GIVEN PROBLEM →
Look for the string "образом" in every line, and copy each line that has it.
-------------------------
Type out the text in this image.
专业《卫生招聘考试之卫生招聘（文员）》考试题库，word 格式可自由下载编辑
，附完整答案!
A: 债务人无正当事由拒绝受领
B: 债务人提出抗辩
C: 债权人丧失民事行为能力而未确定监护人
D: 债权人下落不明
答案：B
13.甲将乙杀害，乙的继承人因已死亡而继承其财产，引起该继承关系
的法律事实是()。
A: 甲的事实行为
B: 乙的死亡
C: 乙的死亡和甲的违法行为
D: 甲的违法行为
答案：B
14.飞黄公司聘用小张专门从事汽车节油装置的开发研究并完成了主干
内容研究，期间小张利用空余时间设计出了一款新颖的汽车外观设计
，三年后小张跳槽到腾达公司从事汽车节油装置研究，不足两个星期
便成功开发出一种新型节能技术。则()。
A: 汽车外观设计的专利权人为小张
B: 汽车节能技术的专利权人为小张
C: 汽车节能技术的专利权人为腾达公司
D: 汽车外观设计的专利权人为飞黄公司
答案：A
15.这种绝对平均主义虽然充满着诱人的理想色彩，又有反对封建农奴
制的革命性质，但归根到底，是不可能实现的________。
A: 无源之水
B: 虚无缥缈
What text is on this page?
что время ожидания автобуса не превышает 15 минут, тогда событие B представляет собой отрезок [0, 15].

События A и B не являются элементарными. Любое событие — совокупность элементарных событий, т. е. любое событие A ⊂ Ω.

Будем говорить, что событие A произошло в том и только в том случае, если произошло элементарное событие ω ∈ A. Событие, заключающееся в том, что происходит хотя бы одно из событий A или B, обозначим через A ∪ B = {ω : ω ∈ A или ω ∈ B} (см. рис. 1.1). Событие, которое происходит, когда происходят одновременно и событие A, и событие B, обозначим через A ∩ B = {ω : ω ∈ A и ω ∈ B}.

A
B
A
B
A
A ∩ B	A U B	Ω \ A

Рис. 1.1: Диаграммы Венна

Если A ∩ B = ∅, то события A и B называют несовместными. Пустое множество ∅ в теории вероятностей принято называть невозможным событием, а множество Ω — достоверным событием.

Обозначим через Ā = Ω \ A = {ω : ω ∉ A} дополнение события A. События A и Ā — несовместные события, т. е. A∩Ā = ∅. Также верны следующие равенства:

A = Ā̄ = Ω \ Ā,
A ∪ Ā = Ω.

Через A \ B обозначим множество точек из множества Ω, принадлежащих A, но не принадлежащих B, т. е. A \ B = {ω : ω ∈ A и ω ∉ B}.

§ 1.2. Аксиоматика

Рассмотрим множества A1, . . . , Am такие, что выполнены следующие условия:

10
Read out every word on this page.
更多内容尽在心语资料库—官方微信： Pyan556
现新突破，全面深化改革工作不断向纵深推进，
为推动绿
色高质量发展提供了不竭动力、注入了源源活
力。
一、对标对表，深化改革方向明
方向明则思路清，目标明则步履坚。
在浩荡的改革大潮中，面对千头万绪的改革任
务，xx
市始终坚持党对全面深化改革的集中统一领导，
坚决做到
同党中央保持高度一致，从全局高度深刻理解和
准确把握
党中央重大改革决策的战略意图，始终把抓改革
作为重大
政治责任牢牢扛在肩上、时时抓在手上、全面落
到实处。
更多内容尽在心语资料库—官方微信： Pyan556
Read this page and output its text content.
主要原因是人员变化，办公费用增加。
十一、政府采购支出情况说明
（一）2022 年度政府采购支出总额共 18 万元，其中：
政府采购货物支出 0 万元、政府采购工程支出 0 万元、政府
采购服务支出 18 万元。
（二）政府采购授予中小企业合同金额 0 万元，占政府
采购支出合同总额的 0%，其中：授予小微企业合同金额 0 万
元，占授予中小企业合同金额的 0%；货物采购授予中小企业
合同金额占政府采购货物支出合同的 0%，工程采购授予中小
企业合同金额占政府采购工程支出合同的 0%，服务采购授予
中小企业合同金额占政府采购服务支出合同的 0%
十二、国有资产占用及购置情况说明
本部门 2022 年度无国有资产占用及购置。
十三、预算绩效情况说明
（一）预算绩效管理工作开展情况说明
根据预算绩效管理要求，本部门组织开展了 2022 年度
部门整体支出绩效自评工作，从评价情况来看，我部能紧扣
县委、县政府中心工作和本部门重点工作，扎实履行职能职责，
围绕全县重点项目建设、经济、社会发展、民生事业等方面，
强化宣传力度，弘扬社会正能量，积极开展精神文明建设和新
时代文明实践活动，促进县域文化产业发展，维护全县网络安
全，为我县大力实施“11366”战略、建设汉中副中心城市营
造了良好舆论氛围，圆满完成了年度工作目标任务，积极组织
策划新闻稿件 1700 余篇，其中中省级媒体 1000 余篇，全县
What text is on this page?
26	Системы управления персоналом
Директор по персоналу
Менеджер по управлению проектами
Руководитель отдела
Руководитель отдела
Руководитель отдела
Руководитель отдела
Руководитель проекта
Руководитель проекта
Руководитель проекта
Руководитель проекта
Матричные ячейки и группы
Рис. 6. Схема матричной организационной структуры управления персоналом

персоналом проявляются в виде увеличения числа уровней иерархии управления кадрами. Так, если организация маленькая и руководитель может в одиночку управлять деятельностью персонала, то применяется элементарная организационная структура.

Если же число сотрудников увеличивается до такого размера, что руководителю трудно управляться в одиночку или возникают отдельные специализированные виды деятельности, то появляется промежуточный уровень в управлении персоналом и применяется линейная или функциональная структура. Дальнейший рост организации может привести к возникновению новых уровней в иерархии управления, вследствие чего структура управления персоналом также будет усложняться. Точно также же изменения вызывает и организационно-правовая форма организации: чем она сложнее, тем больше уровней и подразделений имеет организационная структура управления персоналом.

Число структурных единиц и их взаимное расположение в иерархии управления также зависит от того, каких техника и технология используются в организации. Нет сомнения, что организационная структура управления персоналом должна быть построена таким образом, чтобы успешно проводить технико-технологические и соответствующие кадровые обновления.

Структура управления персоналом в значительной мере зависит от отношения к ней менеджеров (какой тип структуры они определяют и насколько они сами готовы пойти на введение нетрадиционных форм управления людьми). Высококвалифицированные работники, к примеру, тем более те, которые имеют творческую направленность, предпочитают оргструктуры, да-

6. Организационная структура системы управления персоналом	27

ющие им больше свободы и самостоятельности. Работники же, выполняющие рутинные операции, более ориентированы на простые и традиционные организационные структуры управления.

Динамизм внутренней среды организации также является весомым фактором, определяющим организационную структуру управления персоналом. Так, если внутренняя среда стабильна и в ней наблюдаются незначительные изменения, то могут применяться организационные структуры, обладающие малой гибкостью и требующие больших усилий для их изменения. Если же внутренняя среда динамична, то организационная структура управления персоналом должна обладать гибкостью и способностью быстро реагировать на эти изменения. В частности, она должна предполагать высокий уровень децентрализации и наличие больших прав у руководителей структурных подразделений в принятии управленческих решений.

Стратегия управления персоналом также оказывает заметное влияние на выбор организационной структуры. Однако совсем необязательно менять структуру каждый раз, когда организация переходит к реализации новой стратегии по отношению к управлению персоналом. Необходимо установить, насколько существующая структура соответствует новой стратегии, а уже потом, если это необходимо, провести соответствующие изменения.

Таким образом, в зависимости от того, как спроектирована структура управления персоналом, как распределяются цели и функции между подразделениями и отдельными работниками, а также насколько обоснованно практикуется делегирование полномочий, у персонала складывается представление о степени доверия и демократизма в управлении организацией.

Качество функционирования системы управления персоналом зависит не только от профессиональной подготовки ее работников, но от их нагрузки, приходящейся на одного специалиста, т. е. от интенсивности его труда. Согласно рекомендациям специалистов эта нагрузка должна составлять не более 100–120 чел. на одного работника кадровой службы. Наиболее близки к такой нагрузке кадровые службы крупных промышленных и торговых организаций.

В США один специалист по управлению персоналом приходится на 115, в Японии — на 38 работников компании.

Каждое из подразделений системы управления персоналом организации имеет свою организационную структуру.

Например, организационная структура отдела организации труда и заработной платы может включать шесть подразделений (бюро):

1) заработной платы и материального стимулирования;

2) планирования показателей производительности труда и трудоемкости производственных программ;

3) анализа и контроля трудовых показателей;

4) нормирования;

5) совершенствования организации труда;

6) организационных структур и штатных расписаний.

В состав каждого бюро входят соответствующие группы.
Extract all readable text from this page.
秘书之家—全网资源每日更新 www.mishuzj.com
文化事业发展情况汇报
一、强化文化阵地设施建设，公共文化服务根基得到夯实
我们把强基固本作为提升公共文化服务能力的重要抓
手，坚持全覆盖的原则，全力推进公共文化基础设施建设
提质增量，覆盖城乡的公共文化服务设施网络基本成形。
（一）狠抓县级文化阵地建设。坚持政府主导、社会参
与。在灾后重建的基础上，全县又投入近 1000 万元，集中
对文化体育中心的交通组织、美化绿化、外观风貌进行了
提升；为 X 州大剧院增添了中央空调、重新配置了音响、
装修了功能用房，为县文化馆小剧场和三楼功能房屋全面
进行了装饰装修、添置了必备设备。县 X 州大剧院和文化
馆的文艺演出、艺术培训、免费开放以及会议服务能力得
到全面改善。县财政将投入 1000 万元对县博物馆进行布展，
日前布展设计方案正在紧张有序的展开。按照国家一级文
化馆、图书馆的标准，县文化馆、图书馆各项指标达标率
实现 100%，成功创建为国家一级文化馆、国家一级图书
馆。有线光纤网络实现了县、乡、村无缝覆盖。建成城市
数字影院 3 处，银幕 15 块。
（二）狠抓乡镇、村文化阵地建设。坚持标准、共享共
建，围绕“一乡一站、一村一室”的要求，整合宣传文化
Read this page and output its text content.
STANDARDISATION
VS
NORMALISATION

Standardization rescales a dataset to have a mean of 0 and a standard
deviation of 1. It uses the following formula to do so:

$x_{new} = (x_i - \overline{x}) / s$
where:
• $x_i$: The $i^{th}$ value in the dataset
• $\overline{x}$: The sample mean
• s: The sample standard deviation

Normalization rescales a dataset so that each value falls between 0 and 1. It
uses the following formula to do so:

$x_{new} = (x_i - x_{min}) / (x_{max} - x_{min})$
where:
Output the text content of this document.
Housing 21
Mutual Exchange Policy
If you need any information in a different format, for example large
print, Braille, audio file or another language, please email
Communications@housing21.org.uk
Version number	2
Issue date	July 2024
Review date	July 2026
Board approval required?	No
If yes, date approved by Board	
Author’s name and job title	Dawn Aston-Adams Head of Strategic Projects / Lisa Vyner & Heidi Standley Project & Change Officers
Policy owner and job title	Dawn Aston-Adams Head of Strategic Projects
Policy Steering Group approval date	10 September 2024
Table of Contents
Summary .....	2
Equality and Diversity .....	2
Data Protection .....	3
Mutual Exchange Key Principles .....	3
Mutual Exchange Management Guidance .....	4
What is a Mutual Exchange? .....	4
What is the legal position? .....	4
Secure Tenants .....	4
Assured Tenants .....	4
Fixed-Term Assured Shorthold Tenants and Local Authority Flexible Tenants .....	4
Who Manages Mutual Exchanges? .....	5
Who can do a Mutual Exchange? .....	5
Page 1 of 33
-------------------------
SOLUTION TO THE EXERCISE →
Число структурных единиц и их взаимное расположение в иерархии управления также зависит от того, каких техника и технология используются в организации. Нет сомнения, что организационная структура управления персоналом должна быть построена таким образом, чтобы успешно проводить технико-технологические и соответствующие кадровые обновления.
Таким образом, в зависимости от того, как спроектирована структура управления персоналом, как распределяются цели и функции между подразделениями и отдельными работниками, а также насколько обоснованно практикуется делегирование полномочий, у персонала складывается представление о степени доверия и демократизма в управлении организацией.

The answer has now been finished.